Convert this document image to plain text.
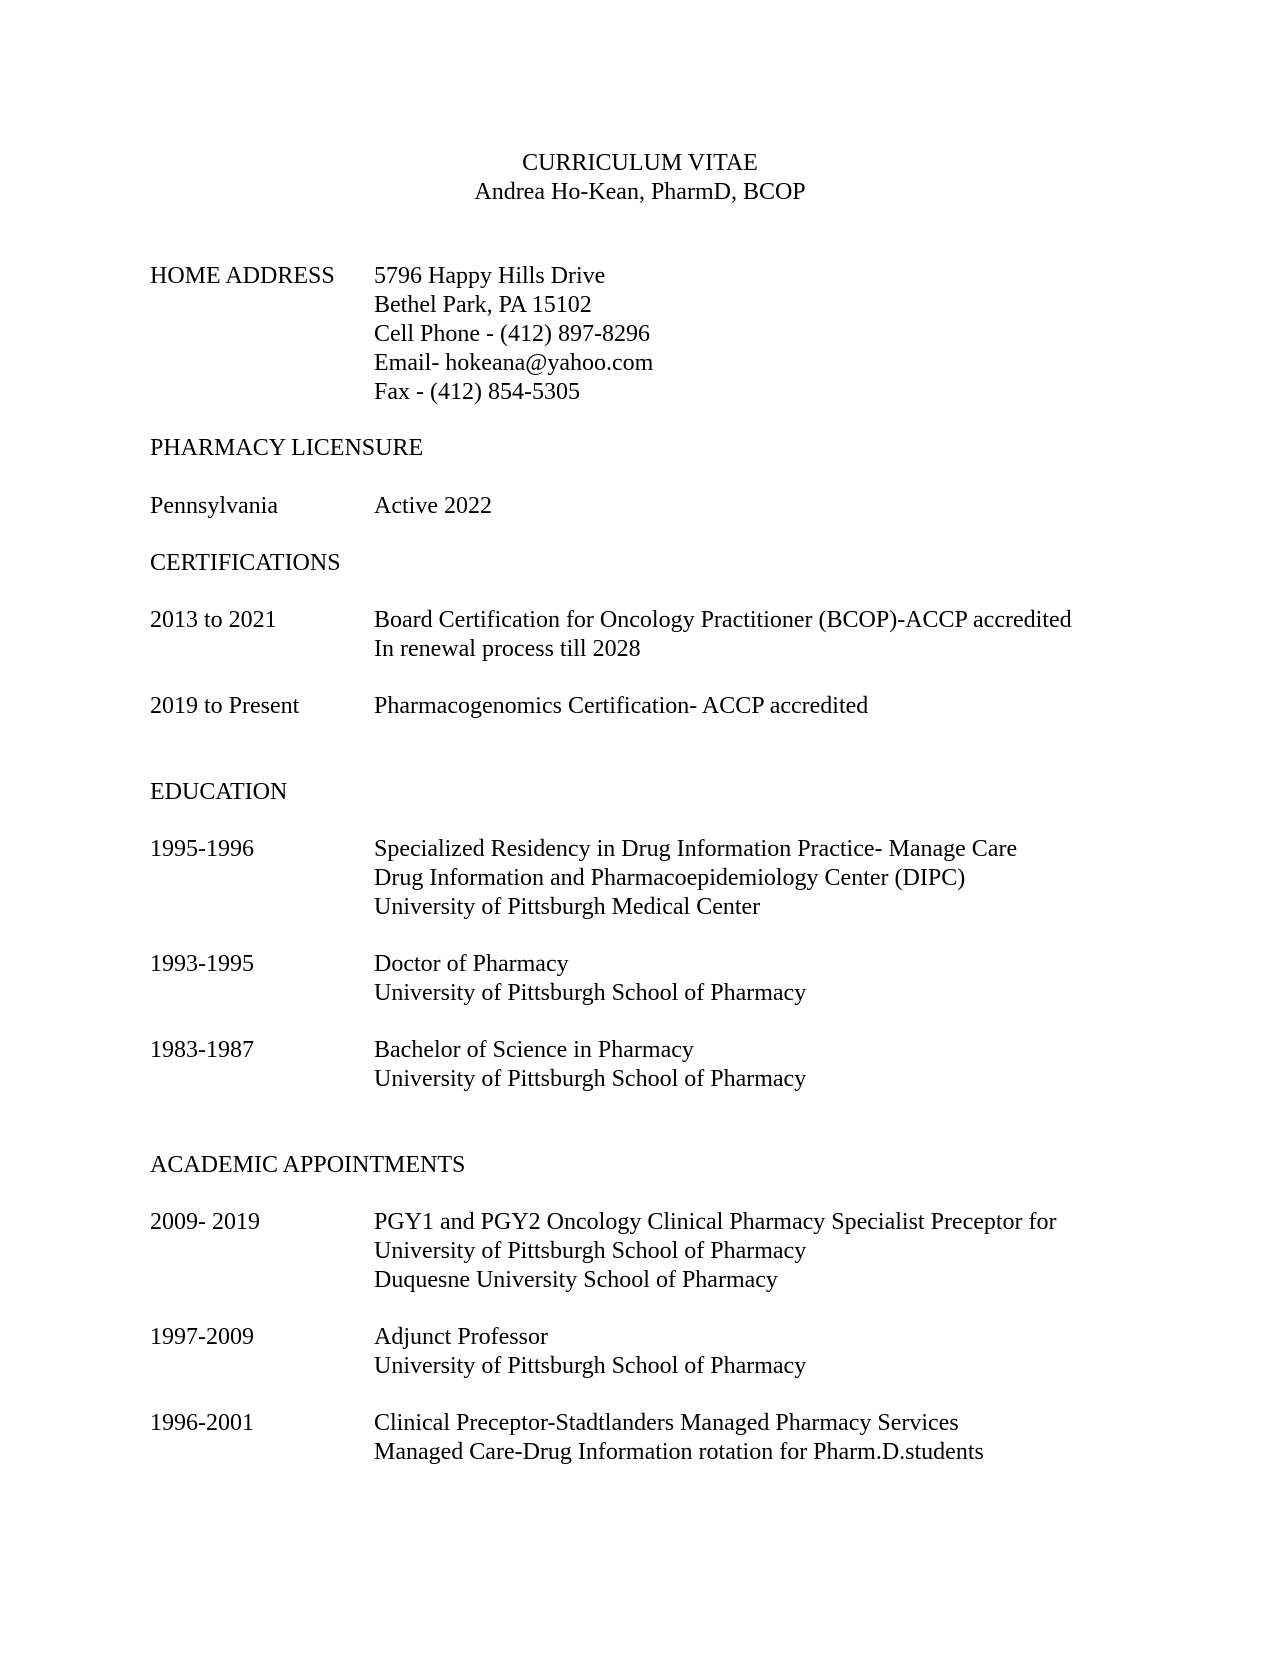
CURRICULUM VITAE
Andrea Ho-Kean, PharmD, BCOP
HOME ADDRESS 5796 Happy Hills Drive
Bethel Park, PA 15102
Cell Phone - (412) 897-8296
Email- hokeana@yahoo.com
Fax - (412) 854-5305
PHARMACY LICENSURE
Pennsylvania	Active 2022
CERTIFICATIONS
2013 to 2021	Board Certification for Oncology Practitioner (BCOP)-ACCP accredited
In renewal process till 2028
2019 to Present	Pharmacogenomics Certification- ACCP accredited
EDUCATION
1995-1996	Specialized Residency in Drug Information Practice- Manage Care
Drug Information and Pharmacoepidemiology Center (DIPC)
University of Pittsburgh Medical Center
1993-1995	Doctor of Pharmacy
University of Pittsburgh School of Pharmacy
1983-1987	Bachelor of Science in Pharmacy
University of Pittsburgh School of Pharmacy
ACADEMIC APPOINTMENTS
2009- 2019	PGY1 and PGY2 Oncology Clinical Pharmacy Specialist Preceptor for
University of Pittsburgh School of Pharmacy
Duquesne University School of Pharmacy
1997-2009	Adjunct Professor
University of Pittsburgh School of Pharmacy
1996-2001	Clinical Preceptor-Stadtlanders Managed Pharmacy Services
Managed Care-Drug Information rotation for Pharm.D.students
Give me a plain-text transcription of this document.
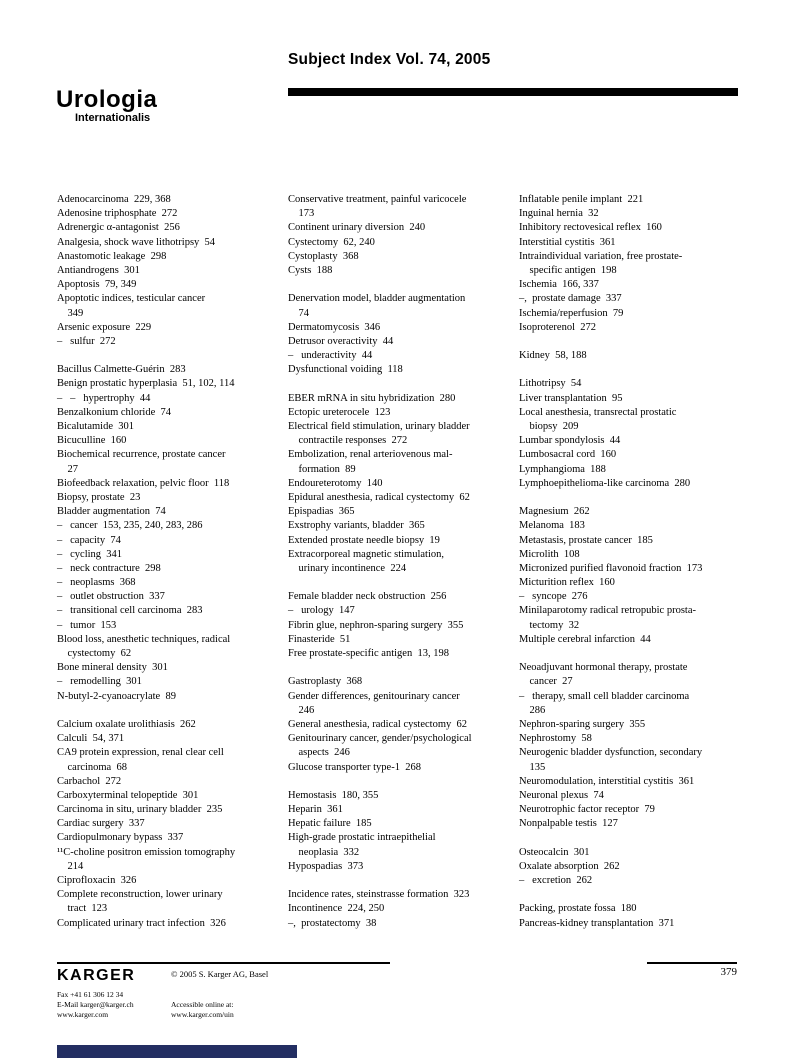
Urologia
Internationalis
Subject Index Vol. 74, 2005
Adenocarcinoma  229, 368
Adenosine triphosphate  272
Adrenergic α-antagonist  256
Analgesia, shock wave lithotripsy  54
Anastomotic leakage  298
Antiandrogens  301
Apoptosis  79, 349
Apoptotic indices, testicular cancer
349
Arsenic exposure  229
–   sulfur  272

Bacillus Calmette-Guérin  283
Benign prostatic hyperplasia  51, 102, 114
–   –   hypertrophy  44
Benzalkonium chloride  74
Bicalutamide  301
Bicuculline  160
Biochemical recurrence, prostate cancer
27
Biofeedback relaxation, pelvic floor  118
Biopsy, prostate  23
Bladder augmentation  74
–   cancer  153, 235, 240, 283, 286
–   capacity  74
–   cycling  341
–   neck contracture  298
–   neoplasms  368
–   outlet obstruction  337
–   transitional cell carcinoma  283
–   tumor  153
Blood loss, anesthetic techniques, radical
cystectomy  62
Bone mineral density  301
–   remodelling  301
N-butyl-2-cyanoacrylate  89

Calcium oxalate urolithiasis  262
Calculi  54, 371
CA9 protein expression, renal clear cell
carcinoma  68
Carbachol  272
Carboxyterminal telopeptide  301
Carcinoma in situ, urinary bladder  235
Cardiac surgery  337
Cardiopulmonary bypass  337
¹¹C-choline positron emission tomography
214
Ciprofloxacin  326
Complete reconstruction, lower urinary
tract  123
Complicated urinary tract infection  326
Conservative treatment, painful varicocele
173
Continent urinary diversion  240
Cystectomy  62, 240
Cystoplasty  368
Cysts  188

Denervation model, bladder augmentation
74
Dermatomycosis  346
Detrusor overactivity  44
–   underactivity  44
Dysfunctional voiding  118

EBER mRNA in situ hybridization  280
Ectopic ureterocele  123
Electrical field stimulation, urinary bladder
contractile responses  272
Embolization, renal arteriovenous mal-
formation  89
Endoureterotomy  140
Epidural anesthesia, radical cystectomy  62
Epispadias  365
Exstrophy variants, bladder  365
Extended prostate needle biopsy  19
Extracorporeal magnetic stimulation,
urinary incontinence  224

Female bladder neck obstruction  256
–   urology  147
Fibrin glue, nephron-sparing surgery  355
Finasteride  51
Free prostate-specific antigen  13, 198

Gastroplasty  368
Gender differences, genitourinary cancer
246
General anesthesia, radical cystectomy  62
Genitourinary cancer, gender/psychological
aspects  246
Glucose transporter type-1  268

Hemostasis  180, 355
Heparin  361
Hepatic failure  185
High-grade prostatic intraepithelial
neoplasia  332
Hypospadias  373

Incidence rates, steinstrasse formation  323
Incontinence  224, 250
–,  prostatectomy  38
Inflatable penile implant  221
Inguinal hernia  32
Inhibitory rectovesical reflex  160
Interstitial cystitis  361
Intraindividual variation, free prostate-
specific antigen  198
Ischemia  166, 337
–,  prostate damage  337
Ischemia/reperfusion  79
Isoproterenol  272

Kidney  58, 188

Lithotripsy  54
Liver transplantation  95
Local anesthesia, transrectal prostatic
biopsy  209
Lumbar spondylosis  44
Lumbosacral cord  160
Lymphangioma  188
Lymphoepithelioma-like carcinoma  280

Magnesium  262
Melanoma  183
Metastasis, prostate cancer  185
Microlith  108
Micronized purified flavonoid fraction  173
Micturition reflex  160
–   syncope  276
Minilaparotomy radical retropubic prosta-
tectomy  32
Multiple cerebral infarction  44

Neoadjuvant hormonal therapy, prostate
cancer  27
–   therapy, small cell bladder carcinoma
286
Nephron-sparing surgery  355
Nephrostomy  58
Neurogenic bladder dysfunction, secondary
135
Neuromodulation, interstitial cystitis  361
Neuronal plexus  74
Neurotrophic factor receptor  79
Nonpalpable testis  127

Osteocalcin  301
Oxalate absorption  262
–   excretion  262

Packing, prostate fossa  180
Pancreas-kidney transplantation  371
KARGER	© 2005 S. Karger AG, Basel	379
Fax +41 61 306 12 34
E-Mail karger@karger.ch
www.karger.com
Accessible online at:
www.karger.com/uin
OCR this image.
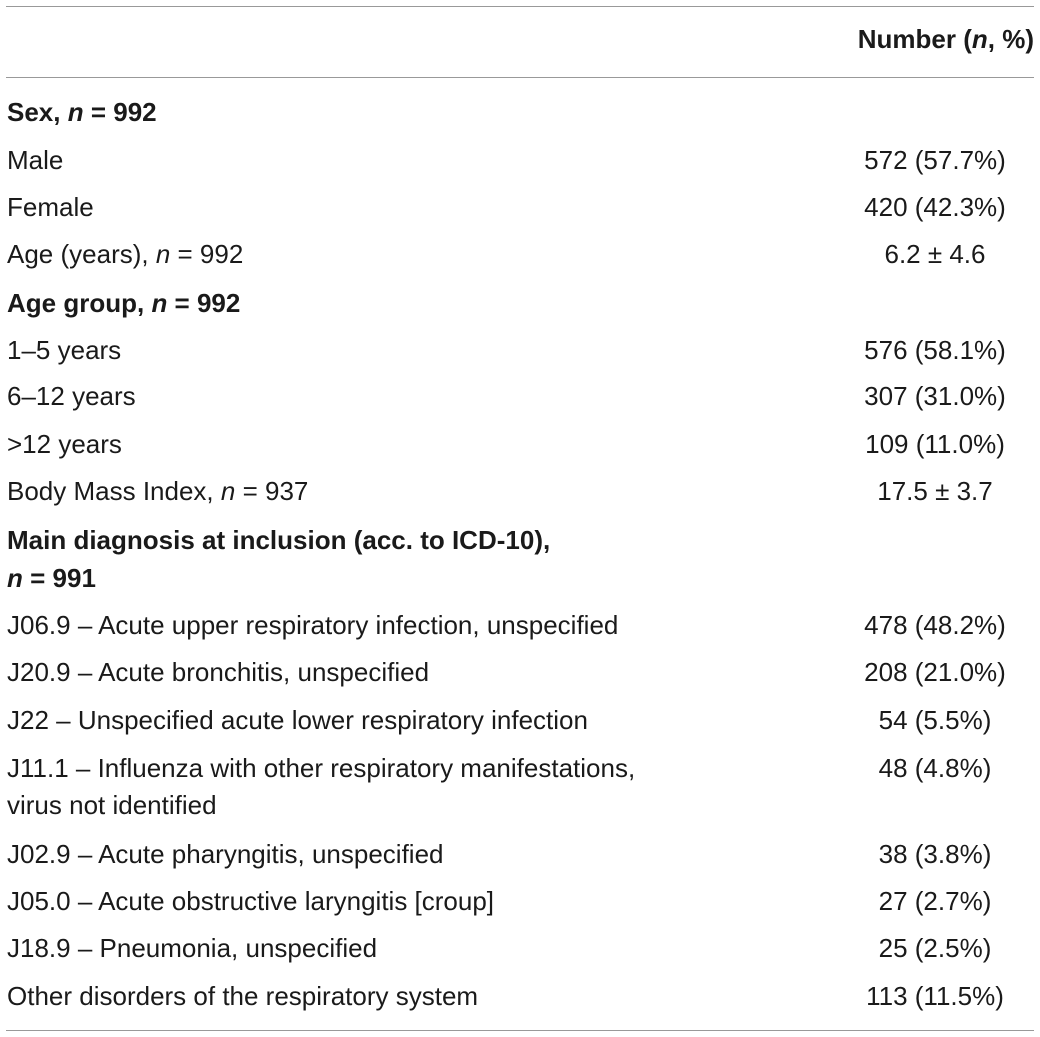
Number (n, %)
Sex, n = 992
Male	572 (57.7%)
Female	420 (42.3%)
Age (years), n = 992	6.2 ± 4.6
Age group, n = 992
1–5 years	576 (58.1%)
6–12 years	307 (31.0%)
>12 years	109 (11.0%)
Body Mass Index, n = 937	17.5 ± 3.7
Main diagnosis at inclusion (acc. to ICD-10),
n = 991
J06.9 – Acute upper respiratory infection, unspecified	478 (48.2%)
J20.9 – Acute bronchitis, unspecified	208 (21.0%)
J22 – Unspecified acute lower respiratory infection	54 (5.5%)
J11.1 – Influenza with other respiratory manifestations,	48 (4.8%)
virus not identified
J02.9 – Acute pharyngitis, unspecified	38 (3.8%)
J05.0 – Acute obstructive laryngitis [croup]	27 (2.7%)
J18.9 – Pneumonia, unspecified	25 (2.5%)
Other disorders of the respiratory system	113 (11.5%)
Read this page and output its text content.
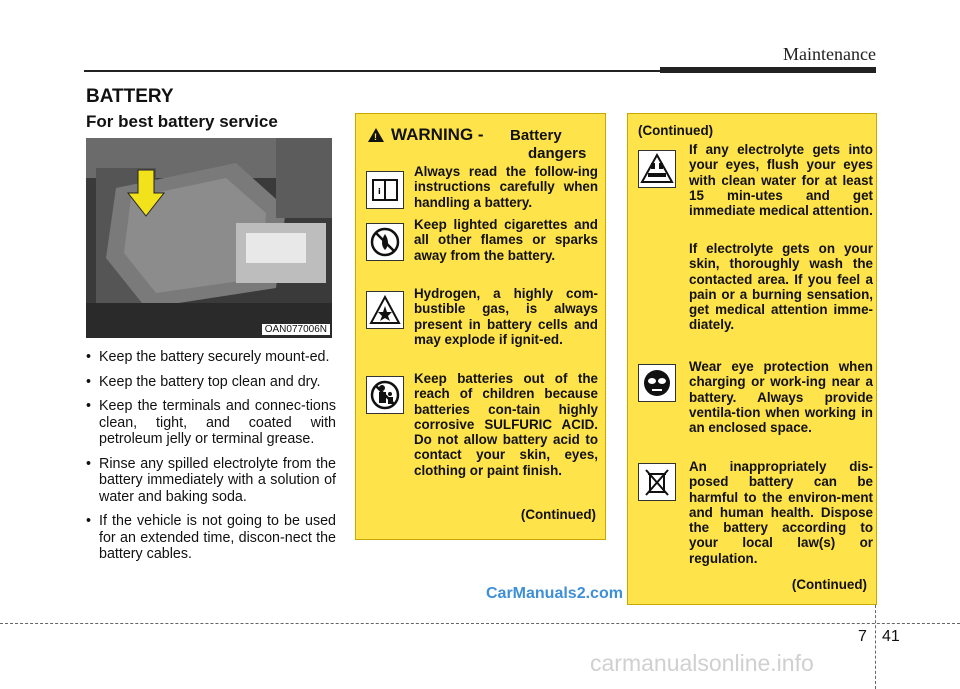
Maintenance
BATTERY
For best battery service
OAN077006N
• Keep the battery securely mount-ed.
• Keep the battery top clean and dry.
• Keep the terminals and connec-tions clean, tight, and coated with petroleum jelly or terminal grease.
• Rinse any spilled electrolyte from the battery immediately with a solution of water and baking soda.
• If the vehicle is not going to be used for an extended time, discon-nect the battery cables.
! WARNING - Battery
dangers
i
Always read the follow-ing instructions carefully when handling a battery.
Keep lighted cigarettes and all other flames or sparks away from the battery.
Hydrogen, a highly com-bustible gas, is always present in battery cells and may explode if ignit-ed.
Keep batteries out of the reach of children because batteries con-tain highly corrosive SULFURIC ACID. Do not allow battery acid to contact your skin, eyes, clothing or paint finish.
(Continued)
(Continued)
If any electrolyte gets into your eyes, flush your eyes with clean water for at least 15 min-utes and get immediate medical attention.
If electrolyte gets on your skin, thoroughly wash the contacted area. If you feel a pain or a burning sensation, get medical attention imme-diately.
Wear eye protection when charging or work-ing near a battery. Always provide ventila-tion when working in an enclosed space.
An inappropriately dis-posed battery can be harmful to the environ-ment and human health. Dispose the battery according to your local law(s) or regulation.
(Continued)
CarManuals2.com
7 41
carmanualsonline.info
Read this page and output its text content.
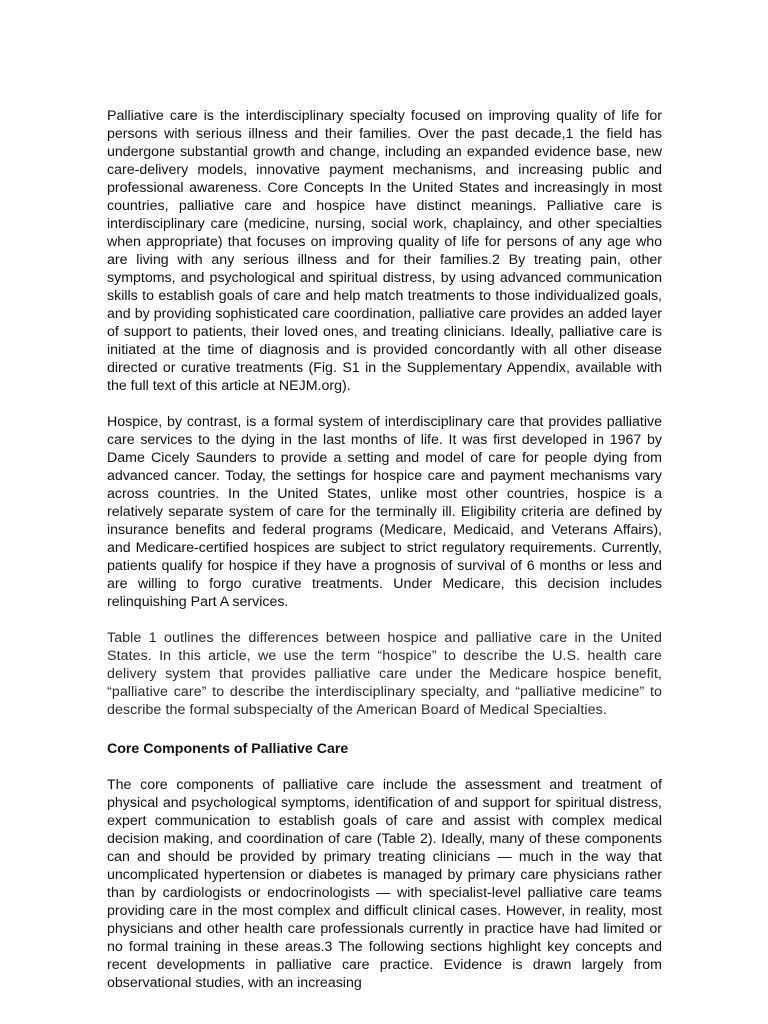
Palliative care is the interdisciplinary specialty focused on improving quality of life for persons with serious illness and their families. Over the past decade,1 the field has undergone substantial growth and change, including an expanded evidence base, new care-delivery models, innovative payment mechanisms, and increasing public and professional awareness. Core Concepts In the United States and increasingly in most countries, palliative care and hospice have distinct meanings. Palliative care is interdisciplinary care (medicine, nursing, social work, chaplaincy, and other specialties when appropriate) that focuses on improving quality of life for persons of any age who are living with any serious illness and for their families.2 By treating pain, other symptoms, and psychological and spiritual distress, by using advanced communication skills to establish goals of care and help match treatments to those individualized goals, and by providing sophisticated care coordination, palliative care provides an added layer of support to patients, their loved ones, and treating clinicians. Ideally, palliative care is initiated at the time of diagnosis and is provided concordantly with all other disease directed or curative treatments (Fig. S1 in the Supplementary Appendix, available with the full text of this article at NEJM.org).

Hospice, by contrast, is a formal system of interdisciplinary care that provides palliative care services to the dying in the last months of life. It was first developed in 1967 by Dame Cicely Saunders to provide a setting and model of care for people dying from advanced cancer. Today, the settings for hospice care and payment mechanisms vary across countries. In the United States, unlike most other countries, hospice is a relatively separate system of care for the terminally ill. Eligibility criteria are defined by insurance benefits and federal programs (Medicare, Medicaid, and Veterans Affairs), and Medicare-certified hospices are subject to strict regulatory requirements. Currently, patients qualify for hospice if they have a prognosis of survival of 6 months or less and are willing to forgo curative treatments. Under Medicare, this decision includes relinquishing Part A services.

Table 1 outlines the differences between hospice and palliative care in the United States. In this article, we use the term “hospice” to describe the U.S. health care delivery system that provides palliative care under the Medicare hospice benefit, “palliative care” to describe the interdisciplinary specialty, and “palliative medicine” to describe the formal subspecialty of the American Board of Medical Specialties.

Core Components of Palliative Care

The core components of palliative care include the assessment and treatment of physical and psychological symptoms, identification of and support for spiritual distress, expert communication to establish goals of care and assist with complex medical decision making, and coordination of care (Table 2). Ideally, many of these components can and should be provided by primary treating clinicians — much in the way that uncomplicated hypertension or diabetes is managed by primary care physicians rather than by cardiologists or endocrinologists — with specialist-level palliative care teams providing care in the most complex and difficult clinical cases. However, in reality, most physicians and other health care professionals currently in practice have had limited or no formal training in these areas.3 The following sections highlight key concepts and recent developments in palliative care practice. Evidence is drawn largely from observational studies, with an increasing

■ ■ ■

*REQUIRED ACTION:*
Go through the entries. Report every line that contains the word "prostatic".

*SOLUTION BELOW:*
Benign prostatic hyperplasia  51, 102, 114
High-grade prostatic intraepithelial
Local anesthesia, transrectal prostatic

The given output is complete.